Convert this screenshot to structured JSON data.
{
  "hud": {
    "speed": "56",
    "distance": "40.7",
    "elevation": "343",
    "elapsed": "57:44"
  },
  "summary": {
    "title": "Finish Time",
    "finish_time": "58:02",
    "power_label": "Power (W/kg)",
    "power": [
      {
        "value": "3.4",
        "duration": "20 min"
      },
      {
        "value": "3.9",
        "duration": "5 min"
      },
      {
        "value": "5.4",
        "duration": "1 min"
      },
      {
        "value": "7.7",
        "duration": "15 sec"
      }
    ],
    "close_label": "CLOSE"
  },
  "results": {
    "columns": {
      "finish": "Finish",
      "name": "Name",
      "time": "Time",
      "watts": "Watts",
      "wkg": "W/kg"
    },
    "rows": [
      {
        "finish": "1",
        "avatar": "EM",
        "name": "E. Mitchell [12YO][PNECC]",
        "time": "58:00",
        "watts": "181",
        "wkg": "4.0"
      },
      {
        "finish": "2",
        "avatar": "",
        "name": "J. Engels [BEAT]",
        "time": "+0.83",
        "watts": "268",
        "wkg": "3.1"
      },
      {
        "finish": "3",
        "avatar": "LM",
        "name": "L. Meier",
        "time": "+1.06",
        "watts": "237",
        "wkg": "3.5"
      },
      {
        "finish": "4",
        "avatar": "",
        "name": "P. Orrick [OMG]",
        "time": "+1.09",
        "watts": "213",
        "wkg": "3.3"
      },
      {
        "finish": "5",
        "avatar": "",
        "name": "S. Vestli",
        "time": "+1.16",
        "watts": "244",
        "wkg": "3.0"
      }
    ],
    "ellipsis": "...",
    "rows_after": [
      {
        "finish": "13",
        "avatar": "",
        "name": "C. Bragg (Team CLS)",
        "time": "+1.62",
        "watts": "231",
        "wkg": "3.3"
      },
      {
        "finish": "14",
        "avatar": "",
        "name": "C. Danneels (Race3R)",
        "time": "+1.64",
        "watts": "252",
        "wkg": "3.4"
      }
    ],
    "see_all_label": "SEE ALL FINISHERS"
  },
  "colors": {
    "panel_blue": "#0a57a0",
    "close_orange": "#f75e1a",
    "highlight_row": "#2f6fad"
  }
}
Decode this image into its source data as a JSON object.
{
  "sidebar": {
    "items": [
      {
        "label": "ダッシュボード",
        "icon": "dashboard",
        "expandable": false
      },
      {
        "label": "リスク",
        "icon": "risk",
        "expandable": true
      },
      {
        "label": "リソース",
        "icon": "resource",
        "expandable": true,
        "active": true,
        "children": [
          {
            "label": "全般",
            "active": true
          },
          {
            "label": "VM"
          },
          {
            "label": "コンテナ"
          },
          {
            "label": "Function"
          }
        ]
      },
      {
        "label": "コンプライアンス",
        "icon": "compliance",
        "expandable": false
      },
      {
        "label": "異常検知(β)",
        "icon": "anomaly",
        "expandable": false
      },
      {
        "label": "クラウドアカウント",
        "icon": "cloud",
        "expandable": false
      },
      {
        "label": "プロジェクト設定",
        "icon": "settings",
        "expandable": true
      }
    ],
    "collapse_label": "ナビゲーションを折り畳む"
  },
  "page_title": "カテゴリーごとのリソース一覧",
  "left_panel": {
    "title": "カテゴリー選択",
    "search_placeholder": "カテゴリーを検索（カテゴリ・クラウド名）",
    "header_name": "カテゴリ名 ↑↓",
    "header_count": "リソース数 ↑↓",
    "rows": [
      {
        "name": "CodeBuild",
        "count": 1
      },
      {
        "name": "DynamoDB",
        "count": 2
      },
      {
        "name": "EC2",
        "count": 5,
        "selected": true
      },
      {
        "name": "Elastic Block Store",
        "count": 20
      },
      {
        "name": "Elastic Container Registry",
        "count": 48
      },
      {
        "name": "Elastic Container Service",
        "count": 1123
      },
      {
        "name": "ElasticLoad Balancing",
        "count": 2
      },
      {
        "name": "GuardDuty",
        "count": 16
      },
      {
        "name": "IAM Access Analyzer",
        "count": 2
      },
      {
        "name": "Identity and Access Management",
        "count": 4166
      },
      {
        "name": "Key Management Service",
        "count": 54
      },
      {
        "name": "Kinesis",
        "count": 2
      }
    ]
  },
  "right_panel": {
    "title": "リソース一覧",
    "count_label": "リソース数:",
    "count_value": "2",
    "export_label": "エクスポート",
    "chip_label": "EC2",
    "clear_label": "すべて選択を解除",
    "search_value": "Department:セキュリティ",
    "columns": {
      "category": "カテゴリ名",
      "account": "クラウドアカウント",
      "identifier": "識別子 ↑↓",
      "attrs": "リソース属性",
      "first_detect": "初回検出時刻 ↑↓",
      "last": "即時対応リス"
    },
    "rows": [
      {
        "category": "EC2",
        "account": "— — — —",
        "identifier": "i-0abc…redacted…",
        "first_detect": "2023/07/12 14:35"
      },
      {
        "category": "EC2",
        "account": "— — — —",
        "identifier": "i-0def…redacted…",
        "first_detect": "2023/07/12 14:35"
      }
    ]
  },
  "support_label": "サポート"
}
++++++++++
**Exercise:** Copy every line of the listing that contains the word "data".

**Response to the exercise:**
Convert this screenshot to structured JSON data.
Decode this image into its source data as a JSON object.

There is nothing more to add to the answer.